Aim of the task
Reproduce all lines of the listing below in which the word "данного" occurs.

Exercise data
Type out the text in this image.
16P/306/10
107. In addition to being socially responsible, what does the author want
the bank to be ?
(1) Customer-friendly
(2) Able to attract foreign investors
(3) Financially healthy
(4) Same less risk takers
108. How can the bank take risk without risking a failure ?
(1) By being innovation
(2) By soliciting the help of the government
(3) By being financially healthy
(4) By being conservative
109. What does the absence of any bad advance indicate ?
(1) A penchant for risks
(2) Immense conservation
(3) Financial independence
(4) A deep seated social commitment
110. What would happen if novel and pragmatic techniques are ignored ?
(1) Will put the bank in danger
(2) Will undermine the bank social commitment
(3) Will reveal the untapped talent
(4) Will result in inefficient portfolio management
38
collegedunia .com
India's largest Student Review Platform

* * *

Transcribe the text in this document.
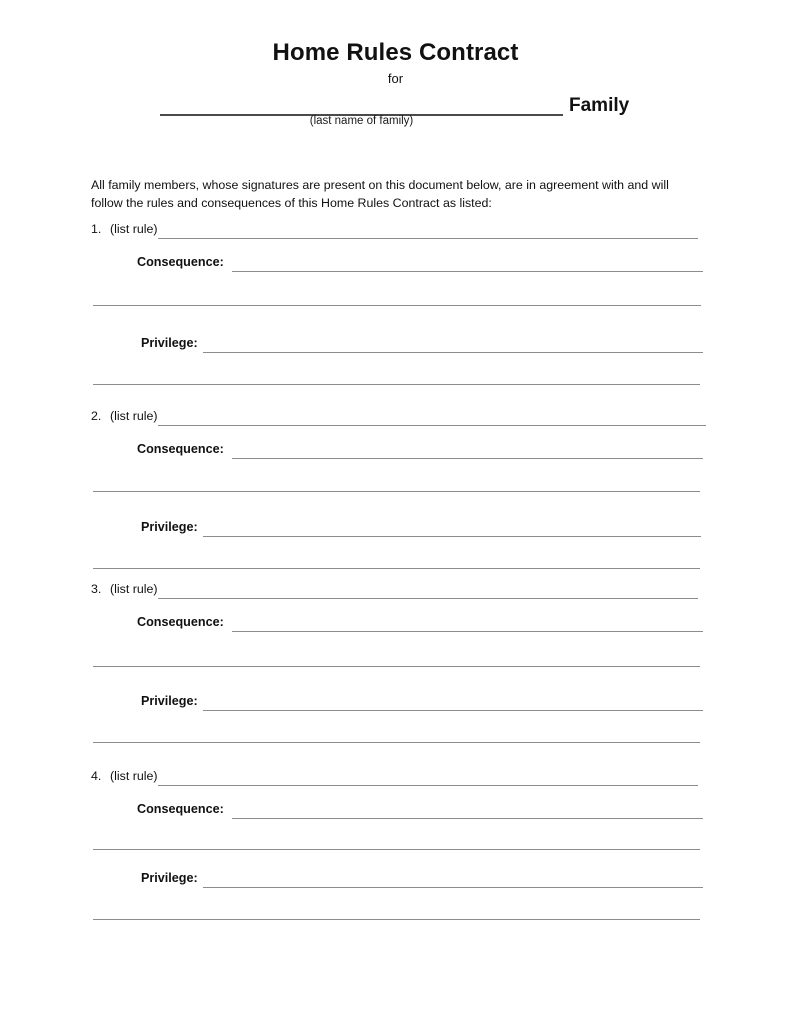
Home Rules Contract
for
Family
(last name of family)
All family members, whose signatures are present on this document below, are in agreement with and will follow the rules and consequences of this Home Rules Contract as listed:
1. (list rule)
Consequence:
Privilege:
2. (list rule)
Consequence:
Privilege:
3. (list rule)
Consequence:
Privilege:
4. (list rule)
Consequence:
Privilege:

* * *

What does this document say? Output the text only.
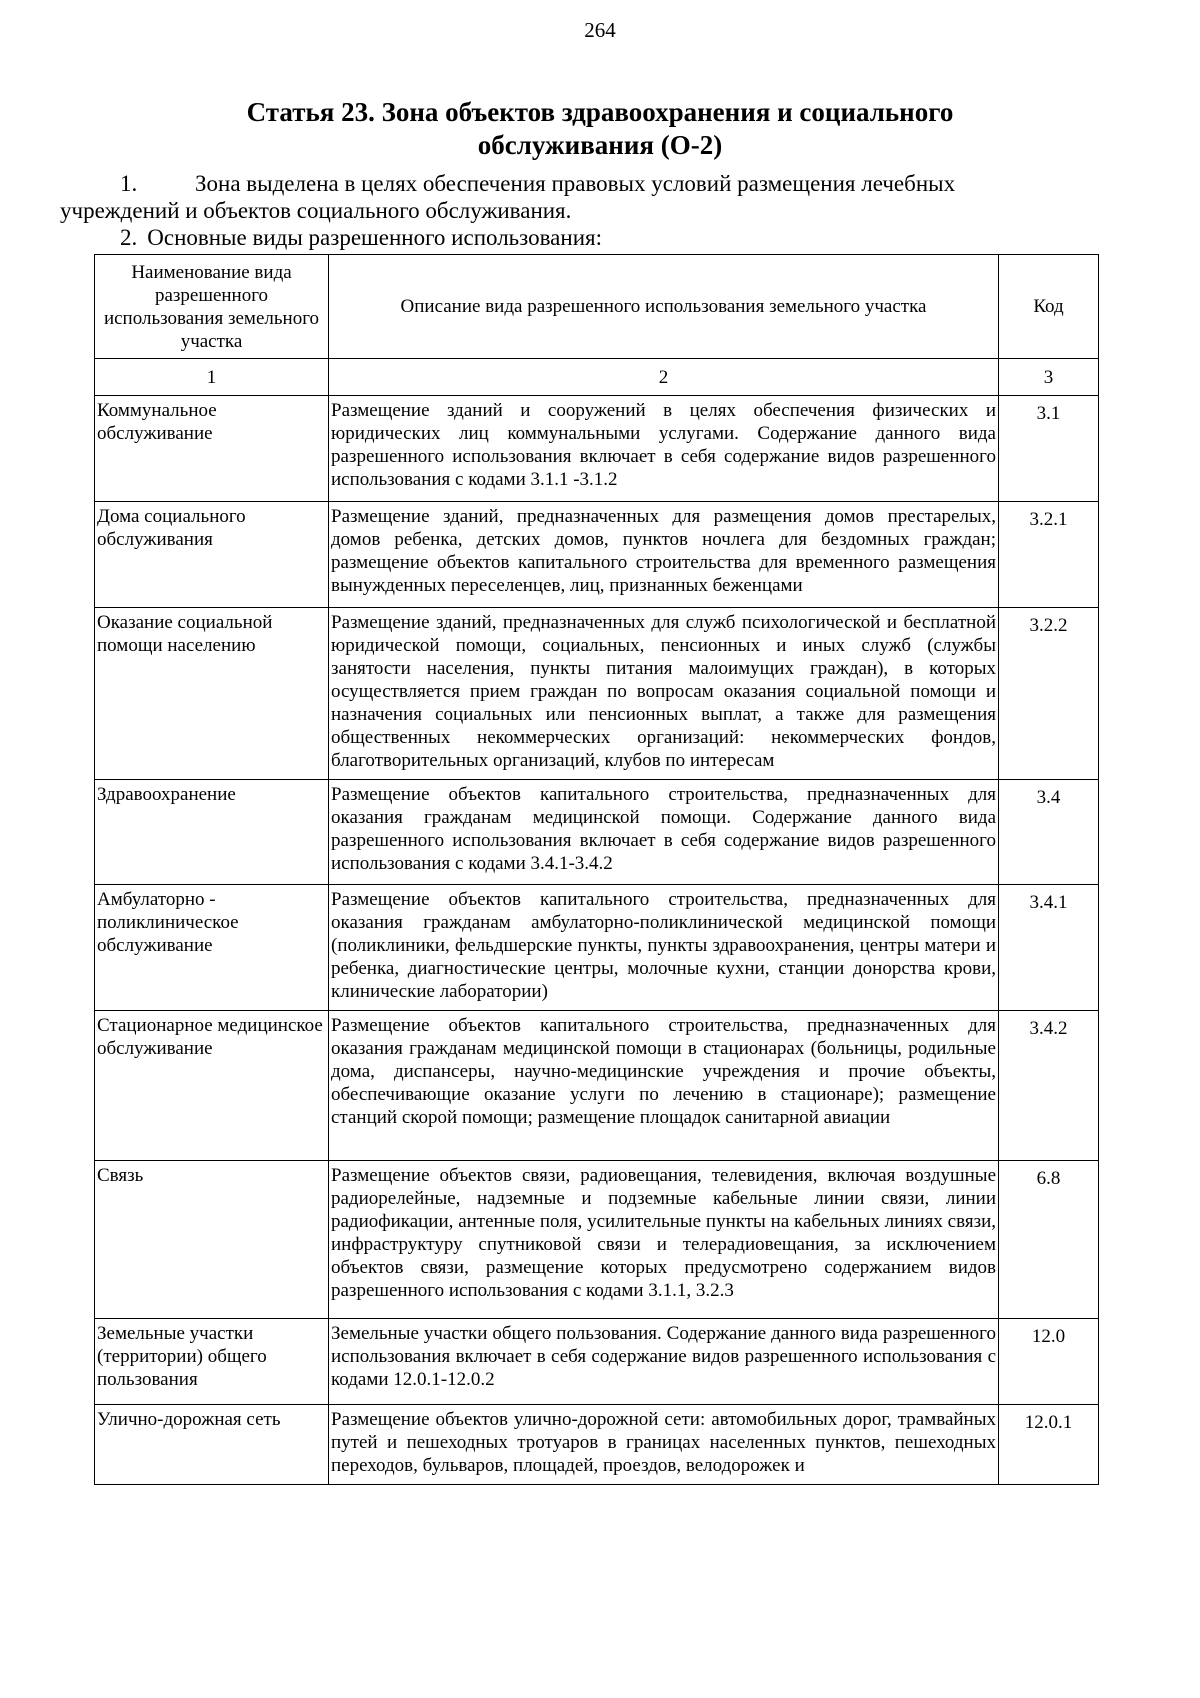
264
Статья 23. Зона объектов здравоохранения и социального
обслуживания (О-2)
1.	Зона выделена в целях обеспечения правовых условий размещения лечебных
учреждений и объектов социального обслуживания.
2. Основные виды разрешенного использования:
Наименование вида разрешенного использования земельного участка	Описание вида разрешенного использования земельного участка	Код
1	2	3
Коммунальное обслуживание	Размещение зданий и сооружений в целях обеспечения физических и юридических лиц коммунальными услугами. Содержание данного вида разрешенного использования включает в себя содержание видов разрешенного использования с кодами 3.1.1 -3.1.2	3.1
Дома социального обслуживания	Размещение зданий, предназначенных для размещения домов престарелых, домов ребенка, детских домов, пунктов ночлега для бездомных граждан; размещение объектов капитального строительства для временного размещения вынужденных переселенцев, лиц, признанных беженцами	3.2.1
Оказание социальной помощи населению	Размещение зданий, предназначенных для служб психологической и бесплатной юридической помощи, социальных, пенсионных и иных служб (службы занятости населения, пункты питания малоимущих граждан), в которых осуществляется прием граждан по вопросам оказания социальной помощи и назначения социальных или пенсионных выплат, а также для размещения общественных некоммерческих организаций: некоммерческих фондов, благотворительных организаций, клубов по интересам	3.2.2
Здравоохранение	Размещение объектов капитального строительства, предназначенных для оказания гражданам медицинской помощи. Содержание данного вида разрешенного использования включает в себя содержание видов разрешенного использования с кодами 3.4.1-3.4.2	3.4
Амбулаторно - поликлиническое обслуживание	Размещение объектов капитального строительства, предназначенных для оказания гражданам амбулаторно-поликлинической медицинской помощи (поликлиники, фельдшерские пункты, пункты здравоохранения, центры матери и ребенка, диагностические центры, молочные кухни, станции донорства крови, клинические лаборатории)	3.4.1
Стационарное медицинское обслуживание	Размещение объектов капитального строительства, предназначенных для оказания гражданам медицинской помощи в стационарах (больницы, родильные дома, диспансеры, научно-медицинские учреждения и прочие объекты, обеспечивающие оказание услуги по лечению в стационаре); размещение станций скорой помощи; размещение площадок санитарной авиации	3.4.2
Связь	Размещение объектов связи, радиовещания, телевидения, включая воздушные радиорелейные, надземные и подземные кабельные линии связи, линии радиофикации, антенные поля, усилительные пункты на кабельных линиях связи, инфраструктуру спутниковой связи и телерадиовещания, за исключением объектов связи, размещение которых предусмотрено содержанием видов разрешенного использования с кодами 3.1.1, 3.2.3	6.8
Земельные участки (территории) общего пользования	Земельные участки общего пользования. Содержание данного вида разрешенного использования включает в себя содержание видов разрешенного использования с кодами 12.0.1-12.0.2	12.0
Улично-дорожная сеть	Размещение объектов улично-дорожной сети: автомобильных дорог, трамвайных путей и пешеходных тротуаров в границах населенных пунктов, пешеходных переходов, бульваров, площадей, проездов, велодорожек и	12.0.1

The reply
Коммунальное обслуживание	Размещение зданий и сооружений в целях обеспечения физических и юридических лиц коммунальными услугами. Содержание данного вида разрешенного использования включает в себя содержание видов разрешенного использования с кодами 3.1.1 -3.1.2	3.1
Здравоохранение	Размещение объектов капитального строительства, предназначенных для оказания гражданам медицинской помощи. Содержание данного вида разрешенного использования включает в себя содержание видов разрешенного использования с кодами 3.4.1-3.4.2	3.4
Земельные участки (территории) общего пользования	Земельные участки общего пользования. Содержание данного вида разрешенного использования включает в себя содержание видов разрешенного использования с кодами 12.0.1-12.0.2	12.0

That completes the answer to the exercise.